### PROBLEM TO SOLVE:
Arrange every line of the records below as a numbered list, omitting blank lines.
========================================================================
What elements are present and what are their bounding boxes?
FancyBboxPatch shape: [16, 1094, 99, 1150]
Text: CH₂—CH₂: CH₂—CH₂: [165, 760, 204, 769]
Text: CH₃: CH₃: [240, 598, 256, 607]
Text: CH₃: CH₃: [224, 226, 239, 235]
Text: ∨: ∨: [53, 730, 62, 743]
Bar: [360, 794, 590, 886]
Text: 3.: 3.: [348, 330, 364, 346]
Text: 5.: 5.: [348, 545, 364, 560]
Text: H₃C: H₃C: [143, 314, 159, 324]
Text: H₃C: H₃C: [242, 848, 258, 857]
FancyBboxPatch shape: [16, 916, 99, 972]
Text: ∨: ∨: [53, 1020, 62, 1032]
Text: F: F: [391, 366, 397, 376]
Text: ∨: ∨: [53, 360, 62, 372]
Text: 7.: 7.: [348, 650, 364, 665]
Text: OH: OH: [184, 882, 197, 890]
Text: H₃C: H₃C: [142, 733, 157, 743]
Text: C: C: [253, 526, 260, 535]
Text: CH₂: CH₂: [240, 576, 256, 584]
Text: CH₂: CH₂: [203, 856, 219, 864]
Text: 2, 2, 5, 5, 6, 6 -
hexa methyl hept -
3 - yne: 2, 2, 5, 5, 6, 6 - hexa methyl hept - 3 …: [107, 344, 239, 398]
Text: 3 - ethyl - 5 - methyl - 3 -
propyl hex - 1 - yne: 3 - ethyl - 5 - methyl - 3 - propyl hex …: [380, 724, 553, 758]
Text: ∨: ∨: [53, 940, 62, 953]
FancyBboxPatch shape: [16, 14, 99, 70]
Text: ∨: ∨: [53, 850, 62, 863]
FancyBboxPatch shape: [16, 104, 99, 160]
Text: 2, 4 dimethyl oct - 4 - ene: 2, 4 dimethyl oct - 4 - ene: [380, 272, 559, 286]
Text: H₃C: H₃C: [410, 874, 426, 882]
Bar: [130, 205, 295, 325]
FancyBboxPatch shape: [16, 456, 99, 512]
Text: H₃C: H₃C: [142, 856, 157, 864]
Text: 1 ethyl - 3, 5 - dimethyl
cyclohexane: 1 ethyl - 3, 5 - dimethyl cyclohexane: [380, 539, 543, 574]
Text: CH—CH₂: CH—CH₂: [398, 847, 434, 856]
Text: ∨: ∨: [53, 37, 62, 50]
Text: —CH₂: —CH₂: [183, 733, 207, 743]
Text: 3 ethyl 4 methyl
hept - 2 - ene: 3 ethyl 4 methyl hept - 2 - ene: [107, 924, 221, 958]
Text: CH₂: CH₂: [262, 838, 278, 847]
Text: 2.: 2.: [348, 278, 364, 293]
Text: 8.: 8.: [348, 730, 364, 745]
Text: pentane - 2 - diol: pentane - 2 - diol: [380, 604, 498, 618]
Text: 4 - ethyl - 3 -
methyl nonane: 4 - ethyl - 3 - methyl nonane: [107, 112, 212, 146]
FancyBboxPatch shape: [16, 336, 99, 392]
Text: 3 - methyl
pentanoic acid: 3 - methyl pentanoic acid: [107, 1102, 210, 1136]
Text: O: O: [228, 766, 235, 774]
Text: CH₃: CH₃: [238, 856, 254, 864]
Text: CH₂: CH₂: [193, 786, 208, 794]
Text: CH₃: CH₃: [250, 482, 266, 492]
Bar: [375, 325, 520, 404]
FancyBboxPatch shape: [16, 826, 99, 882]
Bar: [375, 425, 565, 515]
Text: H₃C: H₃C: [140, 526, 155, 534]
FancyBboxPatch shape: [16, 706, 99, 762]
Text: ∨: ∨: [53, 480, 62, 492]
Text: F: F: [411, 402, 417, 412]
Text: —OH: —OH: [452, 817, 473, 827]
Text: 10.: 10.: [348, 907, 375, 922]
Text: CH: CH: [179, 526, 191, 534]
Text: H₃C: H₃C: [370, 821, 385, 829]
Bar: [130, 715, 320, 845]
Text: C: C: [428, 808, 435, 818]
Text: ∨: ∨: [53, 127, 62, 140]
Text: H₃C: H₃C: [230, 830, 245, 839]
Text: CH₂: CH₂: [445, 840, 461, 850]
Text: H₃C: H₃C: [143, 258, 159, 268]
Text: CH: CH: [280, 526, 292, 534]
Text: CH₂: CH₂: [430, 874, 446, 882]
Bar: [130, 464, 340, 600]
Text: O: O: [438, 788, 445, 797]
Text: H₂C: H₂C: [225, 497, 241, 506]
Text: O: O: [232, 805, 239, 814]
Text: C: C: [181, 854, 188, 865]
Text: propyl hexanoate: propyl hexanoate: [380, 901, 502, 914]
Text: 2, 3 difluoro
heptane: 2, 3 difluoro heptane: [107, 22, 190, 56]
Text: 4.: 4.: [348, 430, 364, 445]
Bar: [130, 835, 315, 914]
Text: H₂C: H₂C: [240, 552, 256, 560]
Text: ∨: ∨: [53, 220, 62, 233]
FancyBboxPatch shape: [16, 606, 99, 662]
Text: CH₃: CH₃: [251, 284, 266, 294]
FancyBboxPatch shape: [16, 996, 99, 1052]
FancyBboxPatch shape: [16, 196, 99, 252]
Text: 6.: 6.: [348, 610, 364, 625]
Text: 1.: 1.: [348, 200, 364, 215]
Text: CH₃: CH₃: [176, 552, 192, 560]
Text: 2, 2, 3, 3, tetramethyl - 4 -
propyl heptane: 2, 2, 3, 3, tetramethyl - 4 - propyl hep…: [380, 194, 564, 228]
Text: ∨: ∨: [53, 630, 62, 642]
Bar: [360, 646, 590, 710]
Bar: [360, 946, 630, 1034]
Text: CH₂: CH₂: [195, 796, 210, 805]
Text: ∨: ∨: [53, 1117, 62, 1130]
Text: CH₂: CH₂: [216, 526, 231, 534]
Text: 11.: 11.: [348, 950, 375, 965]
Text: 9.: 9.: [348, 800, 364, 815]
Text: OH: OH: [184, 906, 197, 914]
========================================================================
### OUTPUT OF THE EXERCISE:
1. What elements are present and what are their bounding boxes?
2. FancyBboxPatch shape: [16, 1094, 99, 1150]
3. Text: CH₂—CH₂: CH₂—CH₂: [165, 760, 204, 769]
4. Text: CH₃: CH₃: [240, 598, 256, 607]
5. Text: CH₃: CH₃: [224, 226, 239, 235]
6. Text: ∨: ∨: [53, 730, 62, 743]
7. Bar: [360, 794, 590, 886]
8. Text: 3.: 3.: [348, 330, 364, 346]
9. Text: 5.: 5.: [348, 545, 364, 560]
10. Text: H₃C: H₃C: [143, 314, 159, 324]
11. Text: H₃C: H₃C: [242, 848, 258, 857]
12. FancyBboxPatch shape: [16, 916, 99, 972]
13. Text: ∨: ∨: [53, 1020, 62, 1032]
14. Text: F: F: [391, 366, 397, 376]
15. Text: ∨: ∨: [53, 360, 62, 372]
16. Text: 7.: 7.: [348, 650, 364, 665]
17. Text: OH: OH: [184, 882, 197, 890]
18. Text: H₃C: H₃C: [142, 733, 157, 743]
19. Text: C: C: [253, 526, 260, 535]
20. Text: CH₂: CH₂: [240, 576, 256, 584]
21. Text: CH₂: CH₂: [203, 856, 219, 864]
22. Text: 2, 2, 5, 5, 6, 6 -
23. hexa methyl hept -
24. 3 - yne: 2, 2, 5, 5, 6, 6 - hexa methyl hept - 3 …: [107, 344, 239, 398]
25. Text: 3 - ethyl - 5 - methyl - 3 -
26. propyl hex - 1 - yne: 3 - ethyl - 5 - methyl - 3 - propyl hex …: [380, 724, 553, 758]
27. Text: ∨: ∨: [53, 940, 62, 953]
28. FancyBboxPatch shape: [16, 14, 99, 70]
29. Text: ∨: ∨: [53, 850, 62, 863]
30. FancyBboxPatch shape: [16, 104, 99, 160]
31. Text: 2, 4 dimethyl oct - 4 - ene: 2, 4 dimethyl oct - 4 - ene: [380, 272, 559, 286]
32. Text: H₃C: H₃C: [410, 874, 426, 882]
33. Bar: [130, 205, 295, 325]
34. FancyBboxPatch shape: [16, 456, 99, 512]
35. Text: H₃C: H₃C: [142, 856, 157, 864]
36. Text: 1 ethyl - 3, 5 - dimethyl
37. cyclohexane: 1 ethyl - 3, 5 - dimethyl cyclohexane: [380, 539, 543, 574]
38. Text: CH—CH₂: CH—CH₂: [398, 847, 434, 856]
39. Text: ∨: ∨: [53, 37, 62, 50]
40. Text: —CH₂: —CH₂: [183, 733, 207, 743]
41. Text: 3 ethyl 4 methyl
42. hept - 2 - ene: 3 ethyl 4 methyl hept - 2 - ene: [107, 924, 221, 958]
43. Text: CH₂: CH₂: [262, 838, 278, 847]
44. Text: 2.: 2.: [348, 278, 364, 293]
45. Text: 8.: 8.: [348, 730, 364, 745]
46. Text: pentane - 2 - diol: pentane - 2 - diol: [380, 604, 498, 618]
47. Text: 4 - ethyl - 3 -
48. methyl nonane: 4 - ethyl - 3 - methyl nonane: [107, 112, 212, 146]
49. FancyBboxPatch shape: [16, 336, 99, 392]
50. Text: 3 - methyl
51. pentanoic acid: 3 - methyl pentanoic acid: [107, 1102, 210, 1136]
52. Text: O: O: [228, 766, 235, 774]
53. Text: CH₃: CH₃: [238, 856, 254, 864]
54. Text: CH₂: CH₂: [193, 786, 208, 794]
55. Text: CH₃: CH₃: [250, 482, 266, 492]
56. Bar: [375, 325, 520, 404]
57. FancyBboxPatch shape: [16, 826, 99, 882]
58. Bar: [375, 425, 565, 515]
59. Text: H₃C: H₃C: [140, 526, 155, 534]
60. FancyBboxPatch shape: [16, 706, 99, 762]
61. Text: ∨: ∨: [53, 480, 62, 492]
62. Text: F: F: [411, 402, 417, 412]
63. Text: —OH: —OH: [452, 817, 473, 827]
64. Text: 10.: 10.: [348, 907, 375, 922]
65. Text: CH: CH: [179, 526, 191, 534]
66. Text: H₃C: H₃C: [370, 821, 385, 829]
67. Bar: [130, 715, 320, 845]
68. Text: C: C: [428, 808, 435, 818]
69. Text: ∨: ∨: [53, 127, 62, 140]
70. Text: H₃C: H₃C: [230, 830, 245, 839]
71. Text: CH₂: CH₂: [445, 840, 461, 850]
72. Text: H₃C: H₃C: [143, 258, 159, 268]
73. Text: CH: CH: [280, 526, 292, 534]
74. Text: CH₂: CH₂: [430, 874, 446, 882]
75. Bar: [130, 464, 340, 600]
76. Text: O: O: [438, 788, 445, 797]
77. Text: H₂C: H₂C: [225, 497, 241, 506]
78. Text: O: O: [232, 805, 239, 814]
79. Text: C: C: [181, 854, 188, 865]
80. Text: propyl hexanoate: propyl hexanoate: [380, 901, 502, 914]
81. Text: 2, 3 difluoro
82. heptane: 2, 3 difluoro heptane: [107, 22, 190, 56]
83. Text: 4.: 4.: [348, 430, 364, 445]
84. Bar: [130, 835, 315, 914]
85. Text: H₂C: H₂C: [240, 552, 256, 560]
86. Text: ∨: ∨: [53, 220, 62, 233]
87. FancyBboxPatch shape: [16, 606, 99, 662]
88. Text: CH₃: CH₃: [251, 284, 266, 294]
89. FancyBboxPatch shape: [16, 996, 99, 1052]
90. FancyBboxPatch shape: [16, 196, 99, 252]
91. Text: 6.: 6.: [348, 610, 364, 625]
92. Text: 1.: 1.: [348, 200, 364, 215]
93. Text: CH₃: CH₃: [176, 552, 192, 560]
94. Text: 2, 2, 3, 3, tetramethyl - 4 -
95. propyl heptane: 2, 2, 3, 3, tetramethyl - 4 - propyl hep…: [380, 194, 564, 228]
96. Text: ∨: ∨: [53, 630, 62, 642]
97. Bar: [360, 646, 590, 710]
98. Bar: [360, 946, 630, 1034]
99. Text: CH₂: CH₂: [195, 796, 210, 805]
100. Text: ∨: ∨: [53, 1117, 62, 1130]
101. Text: CH₂: CH₂: [216, 526, 231, 534]
102. Text: 11.: 11.: [348, 950, 375, 965]
103. Text: 9.: 9.: [348, 800, 364, 815]
104. Text: OH: OH: [184, 906, 197, 914]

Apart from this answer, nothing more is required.